WRITTEN TASK — Give the listing again exactly, omitting its images.

MATERIAL FOR THIS TASK —
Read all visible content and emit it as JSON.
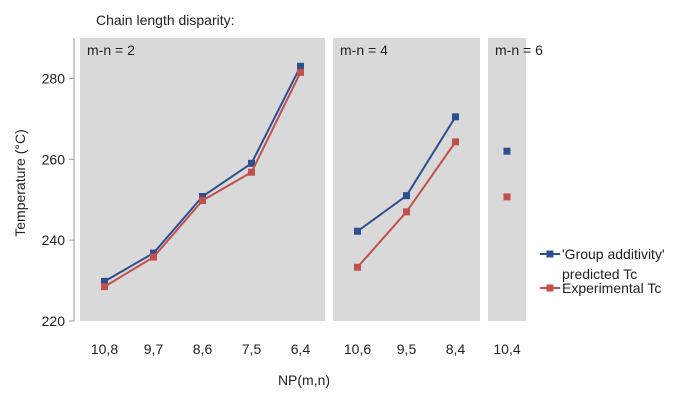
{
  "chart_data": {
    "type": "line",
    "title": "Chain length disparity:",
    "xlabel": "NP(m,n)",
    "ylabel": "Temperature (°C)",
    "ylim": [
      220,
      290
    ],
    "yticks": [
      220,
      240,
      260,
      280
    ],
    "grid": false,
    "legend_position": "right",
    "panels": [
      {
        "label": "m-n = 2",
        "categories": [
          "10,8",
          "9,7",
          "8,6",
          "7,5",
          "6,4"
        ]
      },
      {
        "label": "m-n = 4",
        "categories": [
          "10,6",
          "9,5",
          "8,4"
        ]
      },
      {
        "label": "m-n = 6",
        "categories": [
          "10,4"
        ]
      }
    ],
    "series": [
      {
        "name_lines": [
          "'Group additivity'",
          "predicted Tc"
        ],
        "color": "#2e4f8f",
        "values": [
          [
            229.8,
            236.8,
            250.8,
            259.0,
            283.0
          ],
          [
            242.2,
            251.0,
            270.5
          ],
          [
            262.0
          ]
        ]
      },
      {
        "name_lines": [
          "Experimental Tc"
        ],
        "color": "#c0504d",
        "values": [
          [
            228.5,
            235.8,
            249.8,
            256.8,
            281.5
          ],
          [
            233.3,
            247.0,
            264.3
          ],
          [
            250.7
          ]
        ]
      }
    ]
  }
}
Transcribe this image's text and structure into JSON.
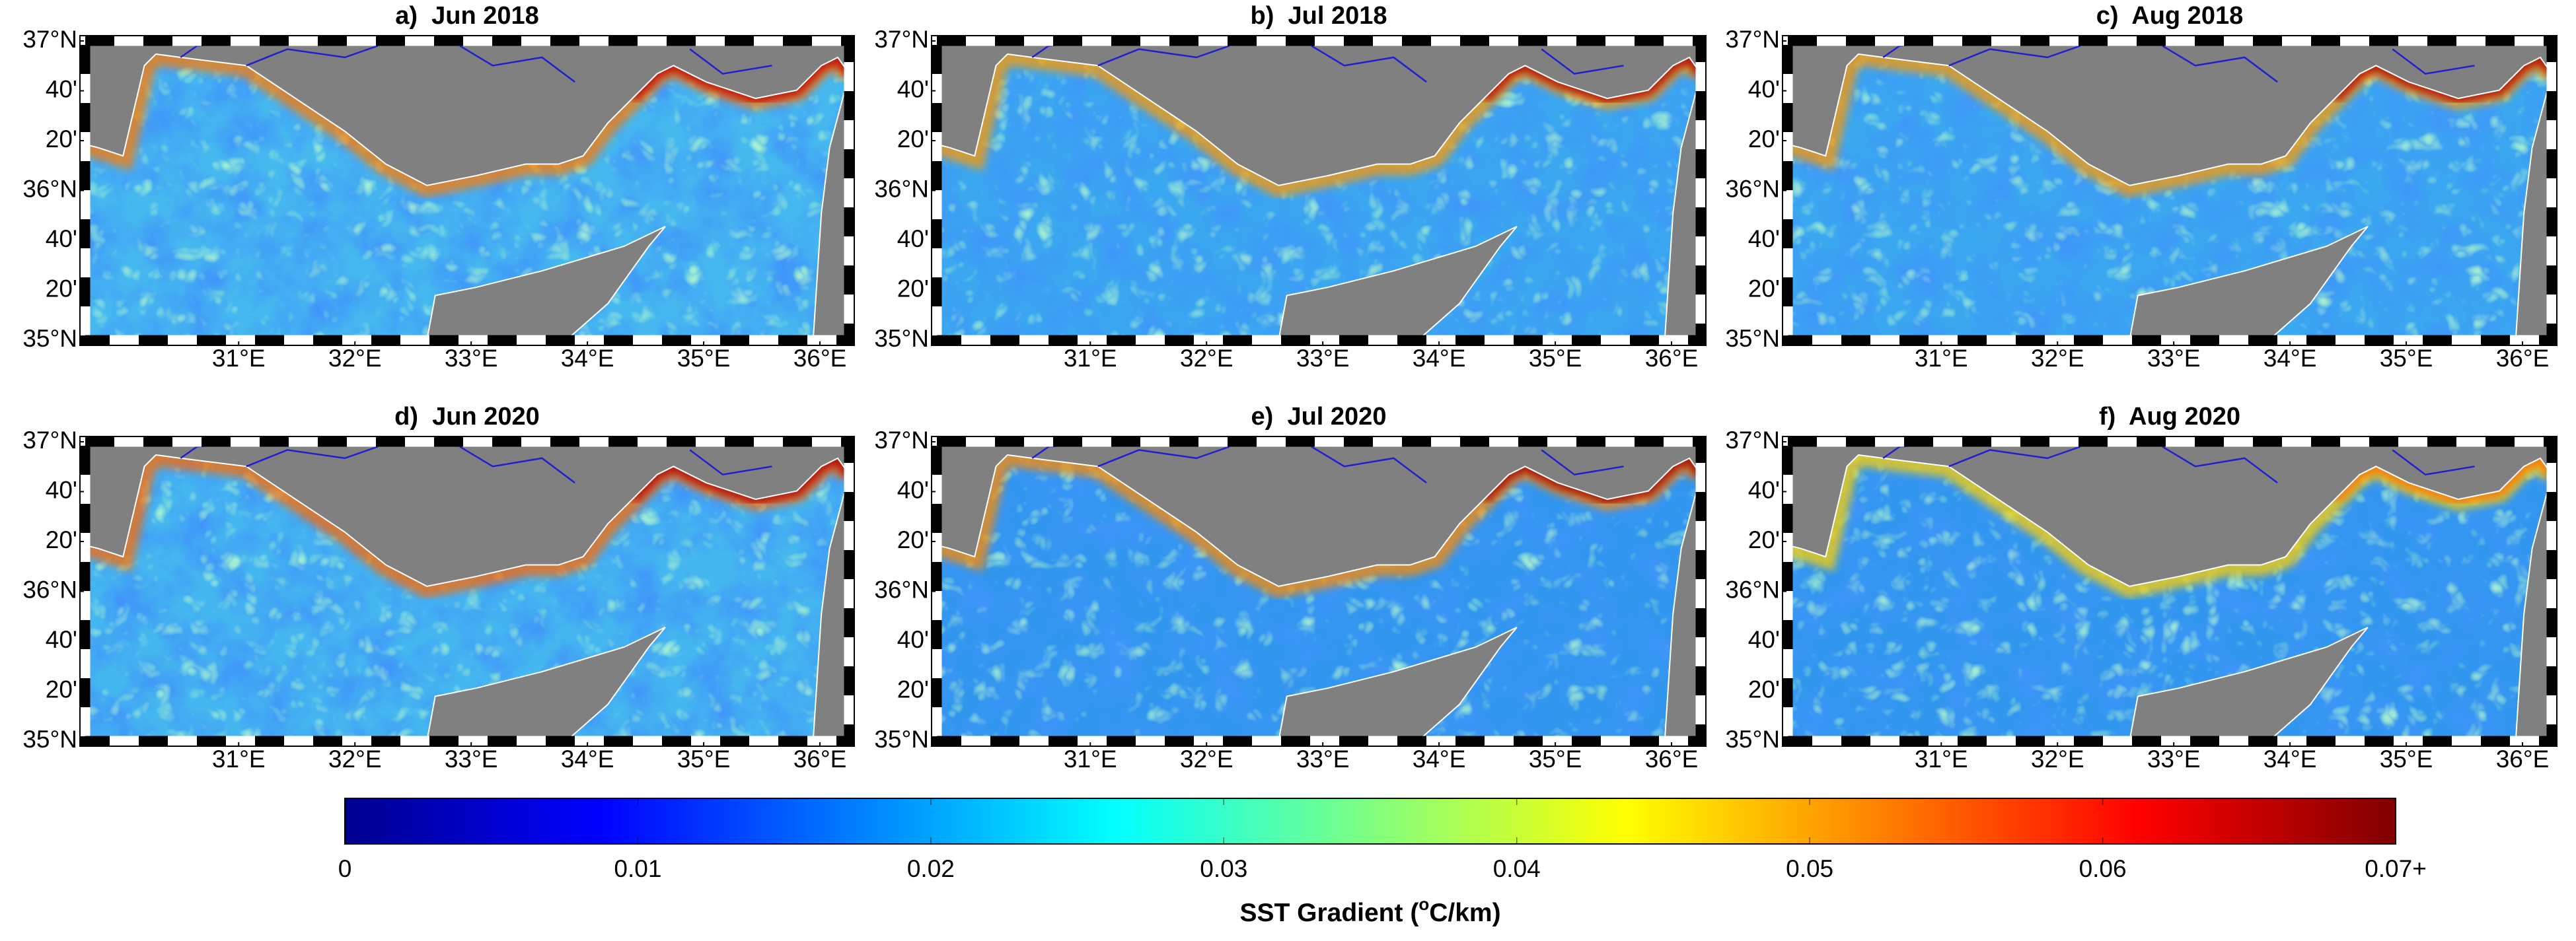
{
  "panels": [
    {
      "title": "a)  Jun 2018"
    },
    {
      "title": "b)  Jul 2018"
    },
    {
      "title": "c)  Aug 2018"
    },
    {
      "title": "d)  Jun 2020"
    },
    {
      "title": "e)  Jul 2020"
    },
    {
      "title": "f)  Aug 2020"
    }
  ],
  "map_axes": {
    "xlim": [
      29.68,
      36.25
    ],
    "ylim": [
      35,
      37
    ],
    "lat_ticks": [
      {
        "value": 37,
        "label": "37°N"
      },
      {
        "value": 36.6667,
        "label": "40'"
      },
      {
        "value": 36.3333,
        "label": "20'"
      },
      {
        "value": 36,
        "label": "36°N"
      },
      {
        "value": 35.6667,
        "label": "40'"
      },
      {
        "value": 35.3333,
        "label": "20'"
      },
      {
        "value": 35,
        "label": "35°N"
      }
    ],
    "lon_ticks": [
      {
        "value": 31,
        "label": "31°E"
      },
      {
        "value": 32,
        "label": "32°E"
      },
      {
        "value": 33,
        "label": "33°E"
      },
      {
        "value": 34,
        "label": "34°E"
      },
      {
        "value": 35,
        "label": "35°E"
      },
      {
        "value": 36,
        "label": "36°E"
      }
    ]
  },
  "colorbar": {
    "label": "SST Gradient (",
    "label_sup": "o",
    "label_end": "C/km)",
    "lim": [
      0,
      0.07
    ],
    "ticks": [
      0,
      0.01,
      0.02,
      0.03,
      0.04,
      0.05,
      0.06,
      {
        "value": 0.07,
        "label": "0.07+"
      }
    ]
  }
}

PROBLEM SOLUTION —
Read all visible content and emit it as JSON.
{
  "chart_data": {
    "type": "line",
    "title": "Chain length disparity:",
    "xlabel": "NP(m,n)",
    "ylabel": "Temperature (°C)",
    "ylim": [
      220,
      290
    ],
    "yticks": [
      220,
      240,
      260,
      280
    ],
    "grid": false,
    "legend_position": "right",
    "panels": [
      {
        "label": "m-n = 2",
        "categories": [
          "10,8",
          "9,7",
          "8,6",
          "7,5",
          "6,4"
        ]
      },
      {
        "label": "m-n = 4",
        "categories": [
          "10,6",
          "9,5",
          "8,4"
        ]
      },
      {
        "label": "m-n = 6",
        "categories": [
          "10,4"
        ]
      }
    ],
    "series": [
      {
        "name_lines": [
          "'Group additivity'",
          "predicted Tc"
        ],
        "color": "#2e4f8f",
        "values": [
          [
            229.8,
            236.8,
            250.8,
            259.0,
            283.0
          ],
          [
            242.2,
            251.0,
            270.5
          ],
          [
            262.0
          ]
        ]
      },
      {
        "name_lines": [
          "Experimental Tc"
        ],
        "color": "#c0504d",
        "values": [
          [
            228.5,
            235.8,
            249.8,
            256.8,
            281.5
          ],
          [
            233.3,
            247.0,
            264.3
          ],
          [
            250.7
          ]
        ]
      }
    ]
  }
}
Transcribe this image's text and structure into JSON.
{
  "panels": [
    {
      "title": "a)  Jun 2018"
    },
    {
      "title": "b)  Jul 2018"
    },
    {
      "title": "c)  Aug 2018"
    },
    {
      "title": "d)  Jun 2020"
    },
    {
      "title": "e)  Jul 2020"
    },
    {
      "title": "f)  Aug 2020"
    }
  ],
  "map_axes": {
    "xlim": [
      29.68,
      36.25
    ],
    "ylim": [
      35,
      37
    ],
    "lat_ticks": [
      {
        "value": 37,
        "label": "37°N"
      },
      {
        "value": 36.6667,
        "label": "40'"
      },
      {
        "value": 36.3333,
        "label": "20'"
      },
      {
        "value": 36,
        "label": "36°N"
      },
      {
        "value": 35.6667,
        "label": "40'"
      },
      {
        "value": 35.3333,
        "label": "20'"
      },
      {
        "value": 35,
        "label": "35°N"
      }
    ],
    "lon_ticks": [
      {
        "value": 31,
        "label": "31°E"
      },
      {
        "value": 32,
        "label": "32°E"
      },
      {
        "value": 33,
        "label": "33°E"
      },
      {
        "value": 34,
        "label": "34°E"
      },
      {
        "value": 35,
        "label": "35°E"
      },
      {
        "value": 36,
        "label": "36°E"
      }
    ]
  },
  "colorbar": {
    "label": "SST Gradient (",
    "label_sup": "o",
    "label_end": "C/km)",
    "lim": [
      0,
      0.07
    ],
    "ticks": [
      0,
      0.01,
      0.02,
      0.03,
      0.04,
      0.05,
      0.06,
      {
        "value": 0.07,
        "label": "0.07+"
      }
    ]
  }
}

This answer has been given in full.